#### Given request
From the listing below, extract each entry exactly as written, minus the images.

#### Material provided
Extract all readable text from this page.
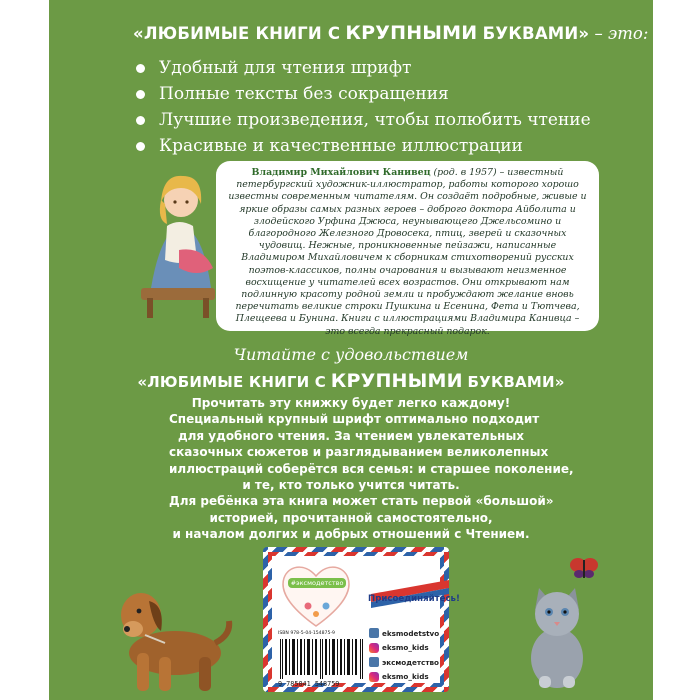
«ЛЮБИМЫЕ КНИГИ С КРУПНЫМИ БУКВАМИ» – это:
Удобный для чтения шрифт
Полные тексты без сокращения
Лучшие произведения, чтобы полюбить чтение
Красивые и качественные иллюстрации
Владимир Михайлович Канивец (род. в 1957) – известный петербургский художник-иллюстратор, работы которого хорошо известны современным читателям. Он создаёт подробные, живые и яркие образы самых разных героев – доброго доктора Айболита и злодейского Урфина Джюса, неунывающего Джельсомино и благородного Железного Дровосека, птиц, зверей и сказочных чудовищ. Нежные, проникновенные пейзажи, написанные Владимиром Михайловичем к сборникам стихотворений русских поэтов-классиков, полны очарования и вызывают неизменное восхищение у читателей всех возрастов. Они открывают нам подлинную красоту родной земли и пробуждают желание вновь перечитать великие строки Пушкина и Есенина, Фета и Тютчева, Плещеева и Бунина. Книги с иллюстрациями Владимира Канивца – это всегда прекрасный подарок.
Читайте с удовольствием
«ЛЮБИМЫЕ КНИГИ С КРУПНЫМИ БУКВАМИ»
Прочитать эту книжку будет легко каждому!
Специальный крупный шрифт оптимально подходит
для удобного чтения. За чтением увлекательных
сказочных сюжетов и разглядыванием великолепных
иллюстраций соберётся вся семья: и старшее поколение,
и те, кто только учится читать.
Для ребёнка эта книга может стать первой «большой»
историей, прочитанной самостоятельно,
и началом долгих и добрых отношений с Чтением.
#эксмодетство
ISBN 978-5-04-154875-9
9 785041 548759
Присоединяйтесь!
eksmodetstvo
eksmo_kids
эксмодетство
eksmo_kids
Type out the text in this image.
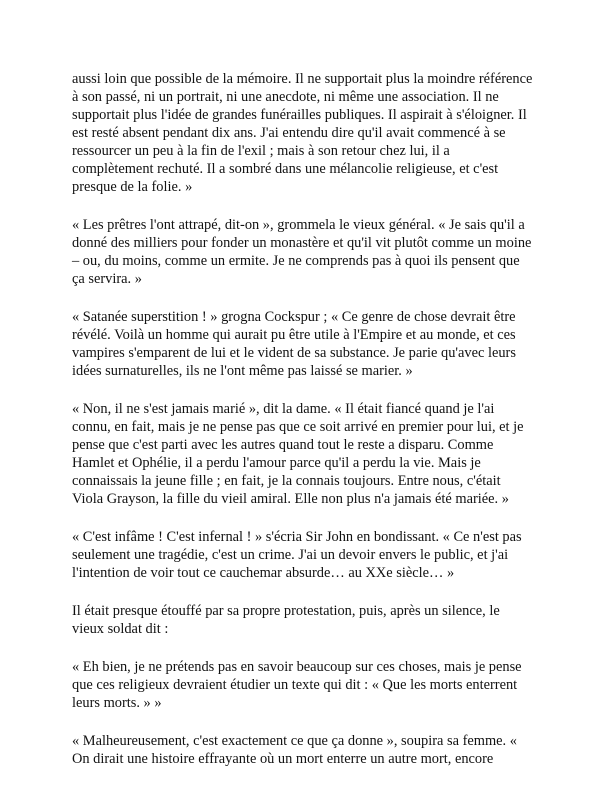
aussi loin que possible de la mémoire. Il ne supportait plus la moindre référence à son passé, ni un portrait, ni une anecdote, ni même une association. Il ne supportait plus l'idée de grandes funérailles publiques. Il aspirait à s'éloigner. Il est resté absent pendant dix ans. J'ai entendu dire qu'il avait commencé à se ressourcer un peu à la fin de l'exil ; mais à son retour chez lui, il a complètement rechuté. Il a sombré dans une mélancolie religieuse, et c'est presque de la folie. »

« Les prêtres l'ont attrapé, dit-on », grommela le vieux général. « Je sais qu'il a donné des milliers pour fonder un monastère et qu'il vit plutôt comme un moine – ou, du moins, comme un ermite. Je ne comprends pas à quoi ils pensent que ça servira. »

« Satanée superstition ! » grogna Cockspur ; « Ce genre de chose devrait être révélé. Voilà un homme qui aurait pu être utile à l'Empire et au monde, et ces vampires s'emparent de lui et le vident de sa substance. Je parie qu'avec leurs idées surnaturelles, ils ne l'ont même pas laissé se marier. »

« Non, il ne s'est jamais marié », dit la dame. « Il était fiancé quand je l'ai connu, en fait, mais je ne pense pas que ce soit arrivé en premier pour lui, et je pense que c'est parti avec les autres quand tout le reste a disparu. Comme Hamlet et Ophélie, il a perdu l'amour parce qu'il a perdu la vie. Mais je connaissais la jeune fille ; en fait, je la connais toujours. Entre nous, c'était Viola Grayson, la fille du vieil amiral. Elle non plus n'a jamais été mariée. »

« C'est infâme ! C'est infernal ! » s'écria Sir John en bondissant. « Ce n'est pas seulement une tragédie, c'est un crime. J'ai un devoir envers le public, et j'ai l'intention de voir tout ce cauchemar absurde… au XXe siècle… »

Il était presque étouffé par sa propre protestation, puis, après un silence, le vieux soldat dit :

« Eh bien, je ne prétends pas en savoir beaucoup sur ces choses, mais je pense que ces religieux devraient étudier un texte qui dit : « Que les morts enterrent leurs morts. » »

« Malheureusement, c'est exactement ce que ça donne », soupira sa femme. « On dirait une histoire effrayante où un mort enterre un autre mort, encore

#### Answer to this task
Extract all readable text from this page.
«ЛЮБИМЫЕ КНИГИ С КРУПНЫМИ БУКВАМИ» – это:
Удобный для чтения шрифт
Полные тексты без сокращения
Лучшие произведения, чтобы полюбить чтение
Красивые и качественные иллюстрации
Владимир Михайлович Канивец (род. в 1957) – известный петербургский художник-иллюстратор, работы которого хорошо известны современным читателям. Он создаёт подробные, живые и яркие образы самых разных героев – доброго доктора Айболита и злодейского Урфина Джюса, неунывающего Джельсомино и благородного Железного Дровосека, птиц, зверей и сказочных чудовищ. Нежные, проникновенные пейзажи, написанные Владимиром Михайловичем к сборникам стихотворений русских поэтов-классиков, полны очарования и вызывают неизменное восхищение у читателей всех возрастов. Они открывают нам подлинную красоту родной земли и пробуждают желание вновь перечитать великие строки Пушкина и Есенина, Фета и Тютчева, Плещеева и Бунина. Книги с иллюстрациями Владимира Канивца – это всегда прекрасный подарок.
Читайте с удовольствием
«ЛЮБИМЫЕ КНИГИ С КРУПНЫМИ БУКВАМИ»
Прочитать эту книжку будет легко каждому!
Специальный крупный шрифт оптимально подходит
для удобного чтения. За чтением увлекательных
сказочных сюжетов и разглядыванием великолепных
иллюстраций соберётся вся семья: и старшее поколение,
и те, кто только учится читать.
Для ребёнка эта книга может стать первой «большой»
историей, прочитанной самостоятельно,
и началом долгих и добрых отношений с Чтением.
#эксмодетство
ISBN 978-5-04-154875-9
9 785041 548759
Присоединяйтесь!
eksmodetstvo
eksmo_kids
эксмодетство
eksmo_kids
Type out the text in this image.
aussi loin que possible de la mémoire. Il ne supportait plus la moindre référence à son passé, ni un portrait, ni une anecdote, ni même une association. Il ne supportait plus l'idée de grandes funérailles publiques. Il aspirait à s'éloigner. Il est resté absent pendant dix ans. J'ai entendu dire qu'il avait commencé à se ressourcer un peu à la fin de l'exil ; mais à son retour chez lui, il a complètement rechuté. Il a sombré dans une mélancolie religieuse, et c'est presque de la folie. »

« Les prêtres l'ont attrapé, dit-on », grommela le vieux général. « Je sais qu'il a donné des milliers pour fonder un monastère et qu'il vit plutôt comme un moine – ou, du moins, comme un ermite. Je ne comprends pas à quoi ils pensent que ça servira. »

« Satanée superstition ! » grogna Cockspur ; « Ce genre de chose devrait être révélé. Voilà un homme qui aurait pu être utile à l'Empire et au monde, et ces vampires s'emparent de lui et le vident de sa substance. Je parie qu'avec leurs idées surnaturelles, ils ne l'ont même pas laissé se marier. »

« Non, il ne s'est jamais marié », dit la dame. « Il était fiancé quand je l'ai connu, en fait, mais je ne pense pas que ce soit arrivé en premier pour lui, et je pense que c'est parti avec les autres quand tout le reste a disparu. Comme Hamlet et Ophélie, il a perdu l'amour parce qu'il a perdu la vie. Mais je connaissais la jeune fille ; en fait, je la connais toujours. Entre nous, c'était Viola Grayson, la fille du vieil amiral. Elle non plus n'a jamais été mariée. »

« C'est infâme ! C'est infernal ! » s'écria Sir John en bondissant. « Ce n'est pas seulement une tragédie, c'est un crime. J'ai un devoir envers le public, et j'ai l'intention de voir tout ce cauchemar absurde… au XXe siècle… »

Il était presque étouffé par sa propre protestation, puis, après un silence, le vieux soldat dit :

« Eh bien, je ne prétends pas en savoir beaucoup sur ces choses, mais je pense que ces religieux devraient étudier un texte qui dit : « Que les morts enterrent leurs morts. » »

« Malheureusement, c'est exactement ce que ça donne », soupira sa femme. « On dirait une histoire effrayante où un mort enterre un autre mort, encore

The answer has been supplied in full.